# Given information start

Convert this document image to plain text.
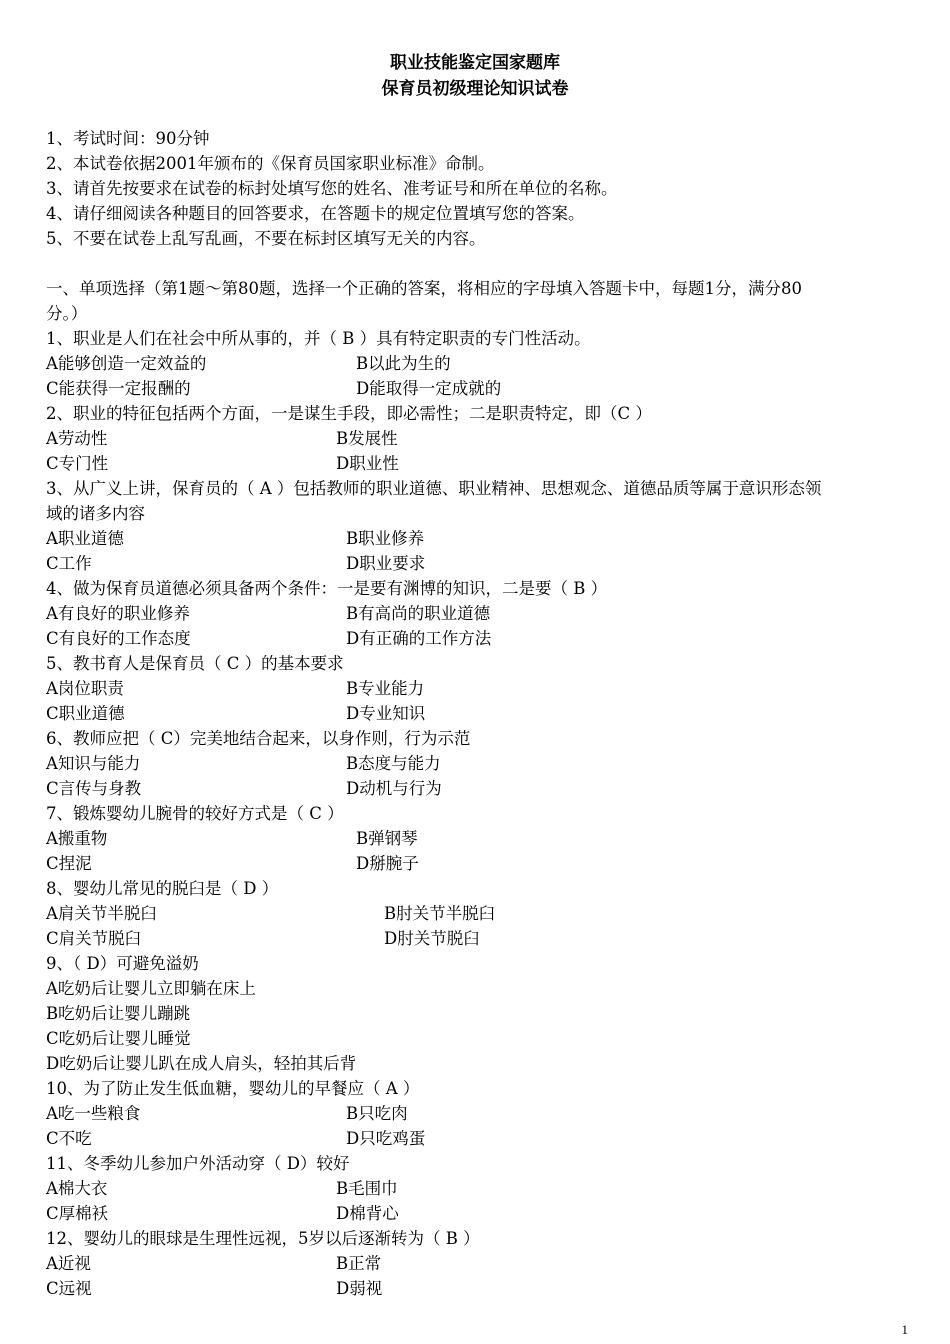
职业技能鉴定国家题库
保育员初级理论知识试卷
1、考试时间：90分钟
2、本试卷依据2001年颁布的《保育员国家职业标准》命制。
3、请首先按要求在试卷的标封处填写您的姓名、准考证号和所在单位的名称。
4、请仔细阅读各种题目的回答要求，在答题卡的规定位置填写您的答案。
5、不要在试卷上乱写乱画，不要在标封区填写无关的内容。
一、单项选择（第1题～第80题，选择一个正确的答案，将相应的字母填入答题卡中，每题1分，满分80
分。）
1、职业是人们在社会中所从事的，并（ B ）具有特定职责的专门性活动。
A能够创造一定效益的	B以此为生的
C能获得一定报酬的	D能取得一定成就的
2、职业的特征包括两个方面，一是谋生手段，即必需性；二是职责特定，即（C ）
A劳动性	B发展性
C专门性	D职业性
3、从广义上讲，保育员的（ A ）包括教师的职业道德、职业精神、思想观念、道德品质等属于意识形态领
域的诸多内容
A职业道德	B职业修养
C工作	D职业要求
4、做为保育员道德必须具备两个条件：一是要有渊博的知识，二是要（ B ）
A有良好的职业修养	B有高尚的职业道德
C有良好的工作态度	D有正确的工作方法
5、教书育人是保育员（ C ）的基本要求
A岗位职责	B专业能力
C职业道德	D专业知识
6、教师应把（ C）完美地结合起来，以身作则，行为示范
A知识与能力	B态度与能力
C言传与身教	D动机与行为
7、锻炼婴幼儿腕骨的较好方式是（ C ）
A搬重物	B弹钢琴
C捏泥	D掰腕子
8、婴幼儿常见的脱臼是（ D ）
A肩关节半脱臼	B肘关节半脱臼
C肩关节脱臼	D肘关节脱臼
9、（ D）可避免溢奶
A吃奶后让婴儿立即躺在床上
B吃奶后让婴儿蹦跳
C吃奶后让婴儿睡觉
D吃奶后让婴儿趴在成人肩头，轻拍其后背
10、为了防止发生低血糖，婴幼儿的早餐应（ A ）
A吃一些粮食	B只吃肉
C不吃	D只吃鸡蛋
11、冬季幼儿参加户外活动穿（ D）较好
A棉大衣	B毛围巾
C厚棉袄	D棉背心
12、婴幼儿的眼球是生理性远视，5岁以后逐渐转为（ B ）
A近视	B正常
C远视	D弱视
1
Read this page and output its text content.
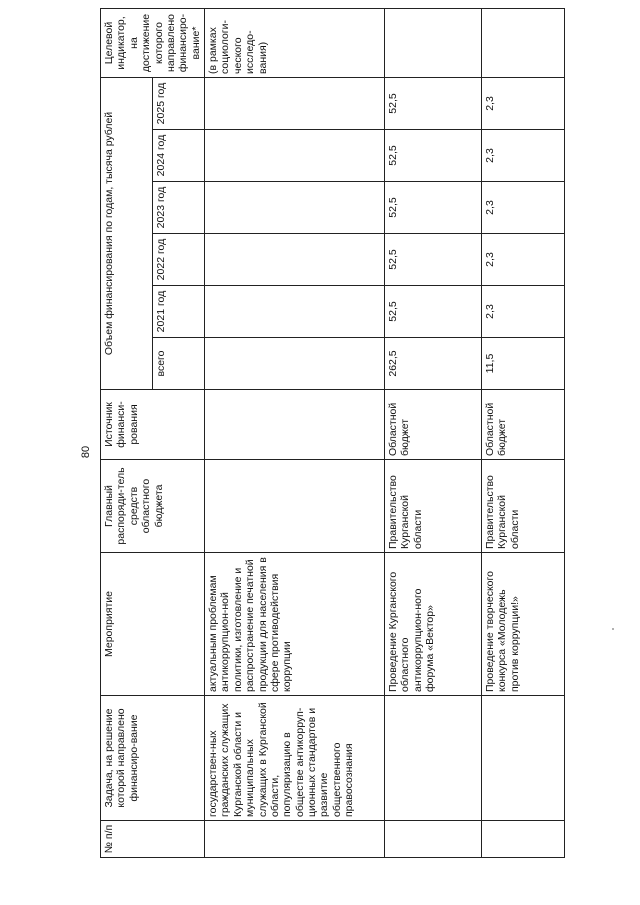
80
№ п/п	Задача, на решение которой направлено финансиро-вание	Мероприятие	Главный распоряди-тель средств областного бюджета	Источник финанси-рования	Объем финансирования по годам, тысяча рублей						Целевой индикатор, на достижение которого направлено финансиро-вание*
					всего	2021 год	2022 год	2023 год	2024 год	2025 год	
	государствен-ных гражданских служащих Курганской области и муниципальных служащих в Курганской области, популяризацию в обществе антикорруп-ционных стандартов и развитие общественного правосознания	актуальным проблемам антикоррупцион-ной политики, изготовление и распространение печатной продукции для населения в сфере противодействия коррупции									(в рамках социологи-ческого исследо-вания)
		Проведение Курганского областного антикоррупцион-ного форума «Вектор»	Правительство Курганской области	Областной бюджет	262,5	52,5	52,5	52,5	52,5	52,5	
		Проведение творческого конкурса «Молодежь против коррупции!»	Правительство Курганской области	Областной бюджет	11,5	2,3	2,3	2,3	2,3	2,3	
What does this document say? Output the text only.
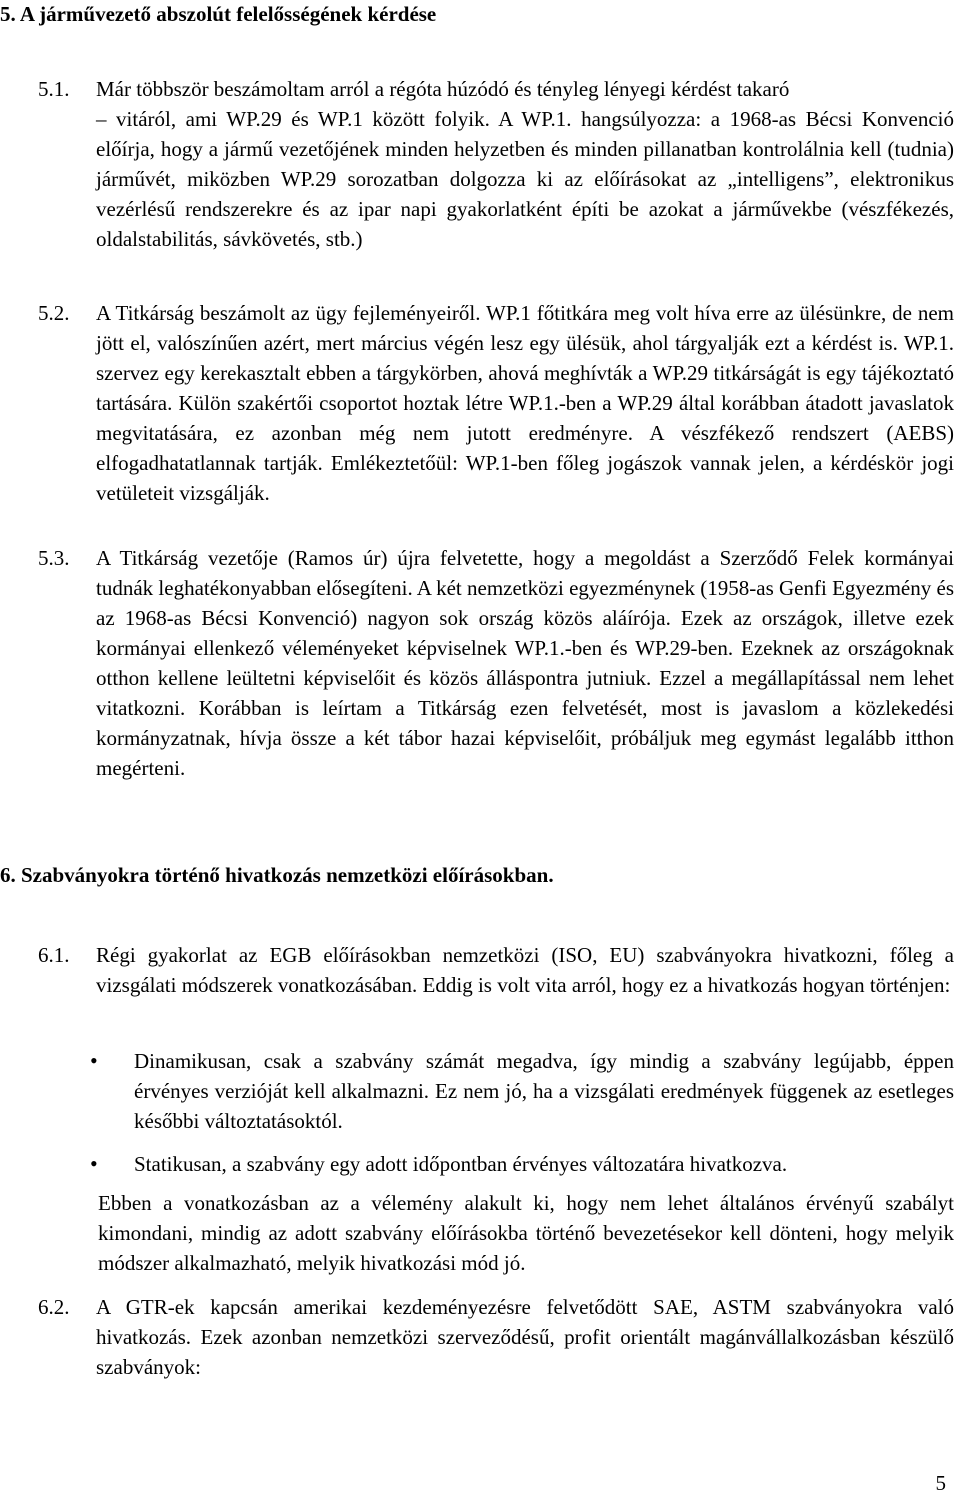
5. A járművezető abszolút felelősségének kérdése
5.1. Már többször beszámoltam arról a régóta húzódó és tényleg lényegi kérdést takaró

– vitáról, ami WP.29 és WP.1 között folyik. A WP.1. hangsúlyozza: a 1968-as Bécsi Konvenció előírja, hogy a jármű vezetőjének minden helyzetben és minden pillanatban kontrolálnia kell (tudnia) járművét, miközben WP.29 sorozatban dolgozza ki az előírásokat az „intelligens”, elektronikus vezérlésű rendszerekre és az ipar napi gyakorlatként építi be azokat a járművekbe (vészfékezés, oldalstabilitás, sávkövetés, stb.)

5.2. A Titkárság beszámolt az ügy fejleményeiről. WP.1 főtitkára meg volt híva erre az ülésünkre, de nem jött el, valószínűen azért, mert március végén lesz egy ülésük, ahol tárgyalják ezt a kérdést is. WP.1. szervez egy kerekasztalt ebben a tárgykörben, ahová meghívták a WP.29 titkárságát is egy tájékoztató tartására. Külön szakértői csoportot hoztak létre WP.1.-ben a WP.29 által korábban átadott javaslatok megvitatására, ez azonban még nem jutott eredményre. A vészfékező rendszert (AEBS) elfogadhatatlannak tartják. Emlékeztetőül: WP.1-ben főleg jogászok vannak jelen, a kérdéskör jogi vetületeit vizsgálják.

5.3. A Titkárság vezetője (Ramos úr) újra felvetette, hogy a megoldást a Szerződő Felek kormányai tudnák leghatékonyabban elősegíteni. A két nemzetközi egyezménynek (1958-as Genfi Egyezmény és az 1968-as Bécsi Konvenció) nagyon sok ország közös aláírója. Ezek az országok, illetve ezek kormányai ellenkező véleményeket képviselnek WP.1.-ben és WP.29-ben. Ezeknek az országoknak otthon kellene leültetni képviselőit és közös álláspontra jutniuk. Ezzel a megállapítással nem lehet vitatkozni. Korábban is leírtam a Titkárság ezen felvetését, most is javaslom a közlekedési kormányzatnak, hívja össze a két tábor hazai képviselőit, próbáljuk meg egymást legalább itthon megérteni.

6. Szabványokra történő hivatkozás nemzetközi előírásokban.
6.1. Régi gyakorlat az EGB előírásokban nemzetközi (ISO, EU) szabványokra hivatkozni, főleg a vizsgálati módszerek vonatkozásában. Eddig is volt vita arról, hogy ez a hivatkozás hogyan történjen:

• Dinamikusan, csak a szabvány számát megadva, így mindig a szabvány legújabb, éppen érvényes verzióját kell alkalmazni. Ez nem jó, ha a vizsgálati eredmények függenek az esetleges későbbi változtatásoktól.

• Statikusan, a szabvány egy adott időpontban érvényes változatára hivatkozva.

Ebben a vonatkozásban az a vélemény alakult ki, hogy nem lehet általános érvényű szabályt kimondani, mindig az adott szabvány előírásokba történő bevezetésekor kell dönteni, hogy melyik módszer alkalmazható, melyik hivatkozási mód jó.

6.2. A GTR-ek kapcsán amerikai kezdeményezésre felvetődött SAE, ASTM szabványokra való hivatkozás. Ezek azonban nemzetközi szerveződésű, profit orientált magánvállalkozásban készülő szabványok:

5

# Given information end

◆ Exercise aim ◆
Reproduce each line from the records that contains the word "Областной".

◆ Expected answer ◆
		Проведение Курганского областного антикоррупцион-ного форума «Вектор»	Правительство Курганской области	Областной бюджет	262,5	52,5	52,5	52,5	52,5	52,5	
		Проведение творческого конкурса «Молодежь против коррупции!»	Правительство Курганской области	Областной бюджет	11,5	2,3	2,3	2,3	2,3	2,3	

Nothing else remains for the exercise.